Given instruction:
Reproduce all of the listing below without alteration.

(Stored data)

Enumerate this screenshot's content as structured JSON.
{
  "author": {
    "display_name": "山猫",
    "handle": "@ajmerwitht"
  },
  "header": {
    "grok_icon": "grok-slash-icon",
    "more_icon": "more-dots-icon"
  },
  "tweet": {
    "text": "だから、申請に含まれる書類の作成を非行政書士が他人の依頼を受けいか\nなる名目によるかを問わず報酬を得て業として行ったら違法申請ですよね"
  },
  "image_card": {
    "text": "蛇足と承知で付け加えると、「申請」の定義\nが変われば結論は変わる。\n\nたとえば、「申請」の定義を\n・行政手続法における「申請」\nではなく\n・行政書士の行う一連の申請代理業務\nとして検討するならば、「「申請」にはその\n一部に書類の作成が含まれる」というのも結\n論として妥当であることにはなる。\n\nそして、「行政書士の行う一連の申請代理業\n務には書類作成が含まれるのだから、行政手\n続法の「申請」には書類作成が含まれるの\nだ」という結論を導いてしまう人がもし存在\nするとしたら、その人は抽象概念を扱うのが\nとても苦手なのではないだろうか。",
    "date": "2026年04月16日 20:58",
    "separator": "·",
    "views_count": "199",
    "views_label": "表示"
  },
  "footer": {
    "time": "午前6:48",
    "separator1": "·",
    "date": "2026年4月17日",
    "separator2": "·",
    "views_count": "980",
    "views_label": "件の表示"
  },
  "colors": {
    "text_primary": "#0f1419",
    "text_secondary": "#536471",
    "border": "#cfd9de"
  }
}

Complete answer:
Enumerate this screenshot's content as structured JSON.
{
  "author": {
    "display_name": "山猫",
    "handle": "@ajmerwitht"
  },
  "header": {
    "grok_icon": "grok-slash-icon",
    "more_icon": "more-dots-icon"
  },
  "tweet": {
    "text": "だから、申請に含まれる書類の作成を非行政書士が他人の依頼を受けいか\nなる名目によるかを問わず報酬を得て業として行ったら違法申請ですよね"
  },
  "image_card": {
    "text": "蛇足と承知で付け加えると、「申請」の定義\nが変われば結論は変わる。\n\nたとえば、「申請」の定義を\n・行政手続法における「申請」\nではなく\n・行政書士の行う一連の申請代理業務\nとして検討するならば、「「申請」にはその\n一部に書類の作成が含まれる」というのも結\n論として妥当であることにはなる。\n\nそして、「行政書士の行う一連の申請代理業\n務には書類作成が含まれるのだから、行政手\n続法の「申請」には書類作成が含まれるの\nだ」という結論を導いてしまう人がもし存在\nするとしたら、その人は抽象概念を扱うのが\nとても苦手なのではないだろうか。",
    "date": "2026年04月16日 20:58",
    "separator": "·",
    "views_count": "199",
    "views_label": "表示"
  },
  "footer": {
    "time": "午前6:48",
    "separator1": "·",
    "date": "2026年4月17日",
    "separator2": "·",
    "views_count": "980",
    "views_label": "件の表示"
  },
  "colors": {
    "text_primary": "#0f1419",
    "text_secondary": "#536471",
    "border": "#cfd9de"
  }
}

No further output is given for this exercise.